### TEXT BLOCK

Tomiyamichthys elliotensis

Scientific classification
- Kingdom: Animalia
- Phylum: Chordata
- Class: Actinopterygii
- Order: Gobiiformes
- Family: Gobiidae
- Genus: Tomiyamichthys
- Species: T. elliotensis
- Binomial name: Tomiyamichthys elliotensis G. R. Allen, Erdmann & Dudgeon, 2023

= Tomiyamichthys elliotensis =

- Authority: G. R. Allen, Erdmann & Dudgeon, 2023

Species of fish

Tomiyamichthys elliotensis, commonly known as the Lady Elliot shrimp goby, is a species of small, symbiotic shrimpgoby from the Great Barrier Reef, specifically Lady Elliot Island in Queensland, Australia. This species was described in 2023 by Gerald R. Allen, Mark V. Erdmann, and Chris L. Dudgeon.

==Etymology==
The species name "elliotensis" is derived from Lady Elliot Island, the type locality where the species was first discovered.

==Description==
This species reaches a length of 75.6 cm.

This species has a whitish body with four large ovate brown spots along the midside, five or six diagonal yellow-orange bands on the first dorsal fin, a prominent narrow dark stripe along the middle, and a yellow outer margin on the second dorsal fin. The pelvic fins are bluish with yellow fin rays2. Dorsal spines: 7; Dorsal soft rays: 9; Anal spines: 1; Anal soft rays: 8.

######
### GIVEN ENTRIES

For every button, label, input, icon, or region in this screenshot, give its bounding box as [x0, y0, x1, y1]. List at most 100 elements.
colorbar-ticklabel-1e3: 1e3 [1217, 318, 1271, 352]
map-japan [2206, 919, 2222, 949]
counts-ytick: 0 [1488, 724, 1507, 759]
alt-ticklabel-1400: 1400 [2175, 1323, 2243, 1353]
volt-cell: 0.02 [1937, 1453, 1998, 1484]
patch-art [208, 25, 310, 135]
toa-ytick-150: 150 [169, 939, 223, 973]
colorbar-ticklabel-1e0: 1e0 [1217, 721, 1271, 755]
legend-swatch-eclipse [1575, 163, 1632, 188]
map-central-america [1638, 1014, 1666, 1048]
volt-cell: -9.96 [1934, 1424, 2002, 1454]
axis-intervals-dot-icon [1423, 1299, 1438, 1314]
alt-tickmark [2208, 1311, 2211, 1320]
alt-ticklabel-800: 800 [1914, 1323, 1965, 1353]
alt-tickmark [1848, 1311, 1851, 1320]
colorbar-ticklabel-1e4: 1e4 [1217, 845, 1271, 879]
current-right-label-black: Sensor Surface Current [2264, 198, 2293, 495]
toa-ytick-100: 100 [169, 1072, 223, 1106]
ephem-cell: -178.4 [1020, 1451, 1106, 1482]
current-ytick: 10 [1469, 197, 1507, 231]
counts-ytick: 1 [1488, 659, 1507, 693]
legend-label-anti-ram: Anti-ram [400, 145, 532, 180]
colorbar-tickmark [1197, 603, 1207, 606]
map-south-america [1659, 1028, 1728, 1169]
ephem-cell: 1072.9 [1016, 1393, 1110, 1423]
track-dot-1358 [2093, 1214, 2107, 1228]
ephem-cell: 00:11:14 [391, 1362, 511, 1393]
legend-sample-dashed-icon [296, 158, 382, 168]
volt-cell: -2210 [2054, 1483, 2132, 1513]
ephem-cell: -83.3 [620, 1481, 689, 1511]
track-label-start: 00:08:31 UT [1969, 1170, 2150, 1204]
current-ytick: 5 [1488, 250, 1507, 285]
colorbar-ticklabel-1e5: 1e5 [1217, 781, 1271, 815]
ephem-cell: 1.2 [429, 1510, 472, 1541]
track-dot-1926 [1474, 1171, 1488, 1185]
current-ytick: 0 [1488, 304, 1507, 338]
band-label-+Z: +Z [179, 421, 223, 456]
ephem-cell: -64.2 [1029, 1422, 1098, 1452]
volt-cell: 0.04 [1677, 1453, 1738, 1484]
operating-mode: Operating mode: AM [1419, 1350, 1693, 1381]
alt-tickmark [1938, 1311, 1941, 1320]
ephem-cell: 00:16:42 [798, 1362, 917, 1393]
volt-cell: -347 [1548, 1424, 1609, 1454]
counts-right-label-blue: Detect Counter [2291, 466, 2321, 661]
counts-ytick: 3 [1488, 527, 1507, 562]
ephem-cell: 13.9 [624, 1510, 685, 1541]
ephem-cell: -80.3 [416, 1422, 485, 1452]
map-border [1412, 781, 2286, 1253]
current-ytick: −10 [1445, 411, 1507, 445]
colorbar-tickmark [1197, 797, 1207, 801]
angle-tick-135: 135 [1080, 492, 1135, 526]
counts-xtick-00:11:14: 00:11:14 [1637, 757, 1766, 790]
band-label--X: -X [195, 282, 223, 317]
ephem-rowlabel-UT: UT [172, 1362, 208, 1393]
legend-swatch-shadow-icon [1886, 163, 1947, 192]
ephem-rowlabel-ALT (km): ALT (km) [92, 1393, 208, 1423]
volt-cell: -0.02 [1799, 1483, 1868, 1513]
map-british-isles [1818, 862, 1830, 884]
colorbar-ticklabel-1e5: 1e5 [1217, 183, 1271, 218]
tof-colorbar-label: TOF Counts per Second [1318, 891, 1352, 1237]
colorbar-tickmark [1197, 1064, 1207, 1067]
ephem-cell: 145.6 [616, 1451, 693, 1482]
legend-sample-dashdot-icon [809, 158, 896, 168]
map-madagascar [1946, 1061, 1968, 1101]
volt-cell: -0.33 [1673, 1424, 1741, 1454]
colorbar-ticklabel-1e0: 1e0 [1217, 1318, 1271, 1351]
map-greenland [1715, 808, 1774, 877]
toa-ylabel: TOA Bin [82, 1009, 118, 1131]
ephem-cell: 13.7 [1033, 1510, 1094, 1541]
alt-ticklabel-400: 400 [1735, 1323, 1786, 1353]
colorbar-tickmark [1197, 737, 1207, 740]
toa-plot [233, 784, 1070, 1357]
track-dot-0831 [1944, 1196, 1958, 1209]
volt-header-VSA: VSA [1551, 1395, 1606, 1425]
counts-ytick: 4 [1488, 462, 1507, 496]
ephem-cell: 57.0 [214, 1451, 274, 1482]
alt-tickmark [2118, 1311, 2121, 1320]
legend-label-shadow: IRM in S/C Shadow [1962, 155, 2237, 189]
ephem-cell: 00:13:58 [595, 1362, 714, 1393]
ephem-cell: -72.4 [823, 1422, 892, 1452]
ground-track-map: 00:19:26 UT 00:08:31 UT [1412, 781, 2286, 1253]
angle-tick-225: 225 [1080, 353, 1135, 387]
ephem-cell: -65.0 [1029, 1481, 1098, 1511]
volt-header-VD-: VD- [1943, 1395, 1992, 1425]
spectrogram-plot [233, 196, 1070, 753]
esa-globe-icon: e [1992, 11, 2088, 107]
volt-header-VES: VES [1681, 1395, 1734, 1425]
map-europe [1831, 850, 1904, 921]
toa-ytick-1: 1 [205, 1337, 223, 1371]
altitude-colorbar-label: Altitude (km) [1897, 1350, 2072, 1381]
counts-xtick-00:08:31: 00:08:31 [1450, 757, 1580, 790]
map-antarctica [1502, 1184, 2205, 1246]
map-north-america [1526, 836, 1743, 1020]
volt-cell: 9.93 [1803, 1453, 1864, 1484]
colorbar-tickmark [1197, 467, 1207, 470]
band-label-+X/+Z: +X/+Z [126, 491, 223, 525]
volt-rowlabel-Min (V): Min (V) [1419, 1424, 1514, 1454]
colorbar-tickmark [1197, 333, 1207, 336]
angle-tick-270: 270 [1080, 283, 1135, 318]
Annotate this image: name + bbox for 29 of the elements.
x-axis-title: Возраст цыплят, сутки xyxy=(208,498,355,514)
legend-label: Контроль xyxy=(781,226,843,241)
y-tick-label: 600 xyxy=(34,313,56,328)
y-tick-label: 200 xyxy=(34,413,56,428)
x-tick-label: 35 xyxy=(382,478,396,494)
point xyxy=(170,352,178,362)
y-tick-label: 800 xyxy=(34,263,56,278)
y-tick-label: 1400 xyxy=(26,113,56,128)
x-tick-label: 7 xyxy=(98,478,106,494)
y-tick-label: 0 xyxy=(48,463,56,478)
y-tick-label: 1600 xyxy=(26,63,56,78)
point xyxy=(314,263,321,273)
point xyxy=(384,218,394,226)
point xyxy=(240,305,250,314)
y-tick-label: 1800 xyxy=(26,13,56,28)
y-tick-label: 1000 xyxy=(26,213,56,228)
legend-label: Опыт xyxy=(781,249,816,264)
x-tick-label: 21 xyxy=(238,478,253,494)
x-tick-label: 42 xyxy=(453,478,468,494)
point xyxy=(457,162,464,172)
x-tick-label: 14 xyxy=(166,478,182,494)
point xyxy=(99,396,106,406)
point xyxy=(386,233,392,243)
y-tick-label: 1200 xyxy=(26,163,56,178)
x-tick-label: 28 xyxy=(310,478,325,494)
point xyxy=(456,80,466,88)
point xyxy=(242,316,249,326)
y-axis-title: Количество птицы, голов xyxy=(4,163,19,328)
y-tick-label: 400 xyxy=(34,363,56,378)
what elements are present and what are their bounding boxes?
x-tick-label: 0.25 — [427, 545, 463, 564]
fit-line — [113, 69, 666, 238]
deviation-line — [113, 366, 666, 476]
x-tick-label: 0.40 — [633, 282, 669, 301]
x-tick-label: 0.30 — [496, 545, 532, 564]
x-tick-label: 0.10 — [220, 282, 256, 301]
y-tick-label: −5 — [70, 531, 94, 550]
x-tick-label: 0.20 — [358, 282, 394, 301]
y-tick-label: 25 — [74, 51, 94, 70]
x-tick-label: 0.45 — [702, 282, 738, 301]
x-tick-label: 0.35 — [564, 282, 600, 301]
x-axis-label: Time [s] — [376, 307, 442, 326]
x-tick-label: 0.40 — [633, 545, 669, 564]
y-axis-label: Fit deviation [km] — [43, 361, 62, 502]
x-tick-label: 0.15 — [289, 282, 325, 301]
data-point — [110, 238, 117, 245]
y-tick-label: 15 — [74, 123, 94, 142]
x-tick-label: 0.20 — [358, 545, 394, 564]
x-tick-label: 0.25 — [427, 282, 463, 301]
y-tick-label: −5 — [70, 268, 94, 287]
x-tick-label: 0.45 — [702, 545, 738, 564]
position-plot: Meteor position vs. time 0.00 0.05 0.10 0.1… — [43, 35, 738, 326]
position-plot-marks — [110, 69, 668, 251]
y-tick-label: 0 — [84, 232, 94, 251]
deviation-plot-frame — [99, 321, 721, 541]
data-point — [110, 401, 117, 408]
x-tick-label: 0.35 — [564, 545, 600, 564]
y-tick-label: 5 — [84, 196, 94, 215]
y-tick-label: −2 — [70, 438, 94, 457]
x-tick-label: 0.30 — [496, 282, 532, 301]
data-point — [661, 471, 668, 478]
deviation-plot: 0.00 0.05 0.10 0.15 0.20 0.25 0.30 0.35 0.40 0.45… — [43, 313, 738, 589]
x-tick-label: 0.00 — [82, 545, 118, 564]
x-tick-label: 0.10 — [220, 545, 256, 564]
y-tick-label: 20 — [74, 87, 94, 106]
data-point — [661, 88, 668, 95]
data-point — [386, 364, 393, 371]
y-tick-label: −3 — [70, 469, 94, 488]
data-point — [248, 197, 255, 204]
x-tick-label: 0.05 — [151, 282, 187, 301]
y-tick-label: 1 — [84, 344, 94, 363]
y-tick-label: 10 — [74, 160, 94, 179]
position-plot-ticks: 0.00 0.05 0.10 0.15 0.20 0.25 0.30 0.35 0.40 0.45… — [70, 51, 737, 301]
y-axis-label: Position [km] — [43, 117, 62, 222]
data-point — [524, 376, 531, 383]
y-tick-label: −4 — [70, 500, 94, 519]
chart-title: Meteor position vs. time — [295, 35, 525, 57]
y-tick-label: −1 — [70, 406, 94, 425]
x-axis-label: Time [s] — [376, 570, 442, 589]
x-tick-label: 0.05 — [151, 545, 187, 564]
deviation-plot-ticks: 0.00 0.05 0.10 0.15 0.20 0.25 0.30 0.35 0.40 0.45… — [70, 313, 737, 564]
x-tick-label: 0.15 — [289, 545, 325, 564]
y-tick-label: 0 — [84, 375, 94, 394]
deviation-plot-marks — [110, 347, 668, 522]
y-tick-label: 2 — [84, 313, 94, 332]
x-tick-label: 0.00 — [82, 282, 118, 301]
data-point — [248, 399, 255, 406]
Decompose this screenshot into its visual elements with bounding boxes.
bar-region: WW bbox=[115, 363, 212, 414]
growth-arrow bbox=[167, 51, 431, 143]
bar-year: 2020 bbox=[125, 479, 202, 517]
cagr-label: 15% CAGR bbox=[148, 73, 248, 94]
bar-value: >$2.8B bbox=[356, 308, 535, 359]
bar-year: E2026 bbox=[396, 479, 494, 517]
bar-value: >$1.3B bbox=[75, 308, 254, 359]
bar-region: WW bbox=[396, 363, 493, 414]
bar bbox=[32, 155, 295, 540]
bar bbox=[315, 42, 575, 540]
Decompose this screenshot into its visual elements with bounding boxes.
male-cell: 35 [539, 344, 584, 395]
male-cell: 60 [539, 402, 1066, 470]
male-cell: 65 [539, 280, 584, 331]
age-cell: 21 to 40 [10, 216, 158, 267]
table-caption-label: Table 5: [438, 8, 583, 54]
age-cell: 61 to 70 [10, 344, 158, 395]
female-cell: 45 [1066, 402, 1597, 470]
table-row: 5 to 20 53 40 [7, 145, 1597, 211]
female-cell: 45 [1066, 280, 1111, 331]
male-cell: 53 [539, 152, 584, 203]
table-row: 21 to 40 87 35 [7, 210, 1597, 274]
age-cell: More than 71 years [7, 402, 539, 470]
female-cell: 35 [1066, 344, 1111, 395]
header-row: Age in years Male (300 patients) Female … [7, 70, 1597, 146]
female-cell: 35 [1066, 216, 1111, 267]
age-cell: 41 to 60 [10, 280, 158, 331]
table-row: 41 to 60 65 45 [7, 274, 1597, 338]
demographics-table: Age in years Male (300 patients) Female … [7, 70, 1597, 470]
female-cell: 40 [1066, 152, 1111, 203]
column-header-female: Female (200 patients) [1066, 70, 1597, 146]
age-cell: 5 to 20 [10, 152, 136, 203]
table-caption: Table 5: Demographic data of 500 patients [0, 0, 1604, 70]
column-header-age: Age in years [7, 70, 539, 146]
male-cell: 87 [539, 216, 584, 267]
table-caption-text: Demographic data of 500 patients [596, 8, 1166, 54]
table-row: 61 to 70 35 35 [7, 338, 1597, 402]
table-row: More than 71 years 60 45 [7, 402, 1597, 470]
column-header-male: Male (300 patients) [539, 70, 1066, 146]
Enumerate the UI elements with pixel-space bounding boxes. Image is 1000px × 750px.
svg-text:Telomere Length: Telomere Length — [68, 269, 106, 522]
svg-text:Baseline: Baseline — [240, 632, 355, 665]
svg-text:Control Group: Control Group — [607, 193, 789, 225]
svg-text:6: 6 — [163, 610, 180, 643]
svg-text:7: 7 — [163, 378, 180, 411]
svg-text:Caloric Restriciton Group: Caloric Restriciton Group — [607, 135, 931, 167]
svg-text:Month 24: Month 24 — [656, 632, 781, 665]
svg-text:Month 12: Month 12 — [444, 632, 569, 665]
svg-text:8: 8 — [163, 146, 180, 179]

######

- [QUESTIONS ON THE MATERIAL]
**a.** According to the Lady Elliot shrimp goby article, what is the species name "elliotensis" derived from?
**b.** Extend the Lady Elliot shrimp goby article, picking up after its final sentence.

- [EXPECTED RESULTS]
**a.** It comes from Lady Elliot Island, the type locality where the species was first discovered.

**b.**
== Habitat ==
=== Distribution ===
Endemic to Lady Elliot Island at the southern end of the Great Barrier Reef.
=== Environment ===
Found at depths of 15–24 meters, inhabiting relatively flat, sandy bottoms exposed to periodic strong tidal currents, this species shares burrows with alpheid snapping shrimps, where the fish act as lookouts to warn the shrimp of predators.

==Behavior==
In terms of social structure, most individuals are solitary though about 20% of burrows have pairs of shrimpgobies guarding the entrance.

==Feeding==
The Lady Elliot shrimp goby is omnivorous: feeding on small invertebrates and algae.

==Conservation==
This species has not been evaluated by the IUCN, nor has it been listed by CITES.